— Start of Data to process —

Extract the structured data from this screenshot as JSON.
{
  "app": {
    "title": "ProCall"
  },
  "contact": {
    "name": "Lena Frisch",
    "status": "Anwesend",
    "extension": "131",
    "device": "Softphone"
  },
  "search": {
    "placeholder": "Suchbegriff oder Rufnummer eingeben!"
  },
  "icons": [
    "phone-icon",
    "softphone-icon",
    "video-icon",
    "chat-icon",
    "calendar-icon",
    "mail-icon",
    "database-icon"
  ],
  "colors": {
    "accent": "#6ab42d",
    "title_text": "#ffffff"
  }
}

— End of Data to process —

### The request
Extract every entry in the listing word for word.

### Answer in full
Extract the structured data from this screenshot as JSON.
{
  "app": {
    "title": "ProCall"
  },
  "contact": {
    "name": "Lena Frisch",
    "status": "Anwesend",
    "extension": "131",
    "device": "Softphone"
  },
  "search": {
    "placeholder": "Suchbegriff oder Rufnummer eingeben!"
  },
  "icons": [
    "phone-icon",
    "softphone-icon",
    "video-icon",
    "chat-icon",
    "calendar-icon",
    "mail-icon",
    "database-icon"
  ],
  "colors": {
    "accent": "#6ab42d",
    "title_text": "#ffffff"
  }
}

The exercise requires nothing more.